— Start Given data —
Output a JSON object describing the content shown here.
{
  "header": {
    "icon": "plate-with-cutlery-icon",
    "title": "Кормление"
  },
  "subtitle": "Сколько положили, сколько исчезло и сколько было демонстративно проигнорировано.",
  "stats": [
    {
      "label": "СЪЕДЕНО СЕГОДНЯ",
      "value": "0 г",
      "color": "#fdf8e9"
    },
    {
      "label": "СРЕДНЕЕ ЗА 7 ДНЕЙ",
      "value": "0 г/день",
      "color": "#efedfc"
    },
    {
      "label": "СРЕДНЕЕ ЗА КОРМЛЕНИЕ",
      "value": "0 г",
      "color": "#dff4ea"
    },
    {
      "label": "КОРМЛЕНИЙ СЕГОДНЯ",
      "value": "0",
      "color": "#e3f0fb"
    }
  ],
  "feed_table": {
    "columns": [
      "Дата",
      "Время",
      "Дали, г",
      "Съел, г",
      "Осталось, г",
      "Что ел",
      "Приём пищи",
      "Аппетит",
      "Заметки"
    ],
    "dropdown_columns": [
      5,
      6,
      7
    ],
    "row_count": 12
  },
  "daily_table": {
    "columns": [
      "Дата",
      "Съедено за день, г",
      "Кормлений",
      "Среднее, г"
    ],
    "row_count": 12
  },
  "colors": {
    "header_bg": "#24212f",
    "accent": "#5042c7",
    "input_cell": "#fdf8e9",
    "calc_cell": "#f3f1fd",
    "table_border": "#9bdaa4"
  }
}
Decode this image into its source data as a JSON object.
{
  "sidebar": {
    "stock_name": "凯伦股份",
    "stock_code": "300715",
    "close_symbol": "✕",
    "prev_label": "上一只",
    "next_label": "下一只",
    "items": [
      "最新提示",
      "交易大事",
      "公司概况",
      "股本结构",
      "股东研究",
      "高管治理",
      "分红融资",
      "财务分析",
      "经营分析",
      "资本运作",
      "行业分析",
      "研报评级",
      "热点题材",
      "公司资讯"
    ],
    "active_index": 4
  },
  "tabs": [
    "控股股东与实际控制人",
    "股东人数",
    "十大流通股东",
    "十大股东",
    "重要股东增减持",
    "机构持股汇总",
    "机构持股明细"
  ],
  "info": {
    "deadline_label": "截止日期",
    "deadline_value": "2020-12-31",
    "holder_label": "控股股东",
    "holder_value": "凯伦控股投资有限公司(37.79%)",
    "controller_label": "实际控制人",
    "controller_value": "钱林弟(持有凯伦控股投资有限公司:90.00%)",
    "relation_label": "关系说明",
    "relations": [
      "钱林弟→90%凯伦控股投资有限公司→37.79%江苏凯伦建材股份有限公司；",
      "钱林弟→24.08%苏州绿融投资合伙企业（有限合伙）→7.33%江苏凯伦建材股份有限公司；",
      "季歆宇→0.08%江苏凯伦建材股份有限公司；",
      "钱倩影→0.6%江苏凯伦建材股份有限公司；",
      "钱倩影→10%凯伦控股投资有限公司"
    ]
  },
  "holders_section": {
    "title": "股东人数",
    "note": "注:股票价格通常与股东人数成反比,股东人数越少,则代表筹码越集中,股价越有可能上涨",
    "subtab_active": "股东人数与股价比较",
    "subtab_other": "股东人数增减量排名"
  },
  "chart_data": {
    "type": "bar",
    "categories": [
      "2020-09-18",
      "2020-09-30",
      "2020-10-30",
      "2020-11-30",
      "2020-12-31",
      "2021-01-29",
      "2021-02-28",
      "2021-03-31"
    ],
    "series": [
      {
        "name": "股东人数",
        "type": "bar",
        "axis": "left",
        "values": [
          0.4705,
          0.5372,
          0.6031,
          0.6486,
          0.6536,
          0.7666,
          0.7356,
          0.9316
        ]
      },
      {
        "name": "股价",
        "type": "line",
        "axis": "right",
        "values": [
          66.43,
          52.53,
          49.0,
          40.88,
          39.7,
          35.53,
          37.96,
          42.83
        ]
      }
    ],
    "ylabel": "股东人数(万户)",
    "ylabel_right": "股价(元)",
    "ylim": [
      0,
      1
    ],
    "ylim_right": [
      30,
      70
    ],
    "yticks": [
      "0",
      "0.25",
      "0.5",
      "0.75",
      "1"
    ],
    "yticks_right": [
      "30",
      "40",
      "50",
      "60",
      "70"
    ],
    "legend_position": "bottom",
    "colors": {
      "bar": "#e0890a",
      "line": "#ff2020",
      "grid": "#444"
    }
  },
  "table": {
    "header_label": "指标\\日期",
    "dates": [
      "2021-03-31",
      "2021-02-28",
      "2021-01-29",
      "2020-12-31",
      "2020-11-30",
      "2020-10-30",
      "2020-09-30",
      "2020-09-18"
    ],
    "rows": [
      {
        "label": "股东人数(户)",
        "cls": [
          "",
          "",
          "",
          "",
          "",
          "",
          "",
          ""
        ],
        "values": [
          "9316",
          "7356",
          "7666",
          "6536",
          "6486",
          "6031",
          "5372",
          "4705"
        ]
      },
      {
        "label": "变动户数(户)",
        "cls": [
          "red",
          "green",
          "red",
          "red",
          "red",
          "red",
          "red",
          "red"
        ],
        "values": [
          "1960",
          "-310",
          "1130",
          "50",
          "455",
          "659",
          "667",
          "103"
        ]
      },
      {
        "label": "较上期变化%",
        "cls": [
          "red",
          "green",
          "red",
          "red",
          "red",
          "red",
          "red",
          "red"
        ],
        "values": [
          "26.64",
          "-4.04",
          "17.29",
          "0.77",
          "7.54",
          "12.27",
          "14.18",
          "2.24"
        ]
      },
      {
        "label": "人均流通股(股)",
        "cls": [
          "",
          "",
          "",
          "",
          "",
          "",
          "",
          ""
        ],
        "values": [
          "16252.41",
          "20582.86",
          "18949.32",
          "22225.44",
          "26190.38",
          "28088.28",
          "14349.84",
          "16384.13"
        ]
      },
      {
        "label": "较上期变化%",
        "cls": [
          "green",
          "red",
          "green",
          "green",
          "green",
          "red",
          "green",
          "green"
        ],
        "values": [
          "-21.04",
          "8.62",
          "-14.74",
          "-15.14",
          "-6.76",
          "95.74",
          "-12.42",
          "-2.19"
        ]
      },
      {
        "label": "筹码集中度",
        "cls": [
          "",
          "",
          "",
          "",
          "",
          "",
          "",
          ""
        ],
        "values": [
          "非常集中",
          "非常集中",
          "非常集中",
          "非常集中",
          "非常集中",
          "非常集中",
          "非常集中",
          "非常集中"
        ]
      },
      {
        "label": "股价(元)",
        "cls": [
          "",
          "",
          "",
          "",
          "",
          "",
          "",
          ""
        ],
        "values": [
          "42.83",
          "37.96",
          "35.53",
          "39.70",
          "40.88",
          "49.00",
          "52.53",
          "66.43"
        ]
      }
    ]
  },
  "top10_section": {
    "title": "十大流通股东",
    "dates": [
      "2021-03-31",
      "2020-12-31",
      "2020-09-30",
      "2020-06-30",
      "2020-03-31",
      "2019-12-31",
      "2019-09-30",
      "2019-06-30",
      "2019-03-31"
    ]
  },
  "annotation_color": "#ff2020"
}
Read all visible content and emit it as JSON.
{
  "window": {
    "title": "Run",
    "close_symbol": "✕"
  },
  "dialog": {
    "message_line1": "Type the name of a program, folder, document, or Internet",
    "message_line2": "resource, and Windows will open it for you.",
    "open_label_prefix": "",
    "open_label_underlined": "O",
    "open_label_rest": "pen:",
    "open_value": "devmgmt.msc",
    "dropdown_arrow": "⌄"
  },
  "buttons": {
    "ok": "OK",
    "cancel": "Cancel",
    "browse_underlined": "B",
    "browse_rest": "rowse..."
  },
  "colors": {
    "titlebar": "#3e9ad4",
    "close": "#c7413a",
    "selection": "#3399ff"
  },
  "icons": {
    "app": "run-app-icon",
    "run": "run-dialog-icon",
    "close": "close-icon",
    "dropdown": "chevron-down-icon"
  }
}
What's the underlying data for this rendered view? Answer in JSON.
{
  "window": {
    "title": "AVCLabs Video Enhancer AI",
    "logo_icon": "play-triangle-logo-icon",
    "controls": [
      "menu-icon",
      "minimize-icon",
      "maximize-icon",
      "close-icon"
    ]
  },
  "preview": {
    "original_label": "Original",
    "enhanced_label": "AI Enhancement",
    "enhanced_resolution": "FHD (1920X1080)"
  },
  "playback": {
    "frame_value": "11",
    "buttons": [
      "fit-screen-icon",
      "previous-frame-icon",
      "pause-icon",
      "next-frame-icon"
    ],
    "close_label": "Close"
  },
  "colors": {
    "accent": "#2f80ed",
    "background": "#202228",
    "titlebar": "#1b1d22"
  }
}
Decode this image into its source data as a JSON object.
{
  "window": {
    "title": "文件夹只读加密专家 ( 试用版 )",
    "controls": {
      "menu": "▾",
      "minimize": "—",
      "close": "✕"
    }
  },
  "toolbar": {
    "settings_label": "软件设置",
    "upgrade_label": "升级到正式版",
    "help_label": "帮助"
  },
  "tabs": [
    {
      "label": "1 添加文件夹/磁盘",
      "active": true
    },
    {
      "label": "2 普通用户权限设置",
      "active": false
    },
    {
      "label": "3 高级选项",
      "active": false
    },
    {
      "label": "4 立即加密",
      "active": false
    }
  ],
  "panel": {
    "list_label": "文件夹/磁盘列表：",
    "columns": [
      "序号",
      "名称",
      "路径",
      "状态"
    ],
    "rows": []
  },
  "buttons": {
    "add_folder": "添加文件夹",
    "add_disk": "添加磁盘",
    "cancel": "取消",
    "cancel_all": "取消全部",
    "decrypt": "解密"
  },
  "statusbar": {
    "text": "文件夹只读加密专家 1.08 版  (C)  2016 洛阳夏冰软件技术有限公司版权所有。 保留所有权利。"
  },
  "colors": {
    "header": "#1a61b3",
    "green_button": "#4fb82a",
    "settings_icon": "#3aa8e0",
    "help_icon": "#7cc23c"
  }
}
— End Given data —
**Request**
Every line that holds the word "JSON" counts once; state the total number of such lines and nothing else.

**Answer to this exercise**
5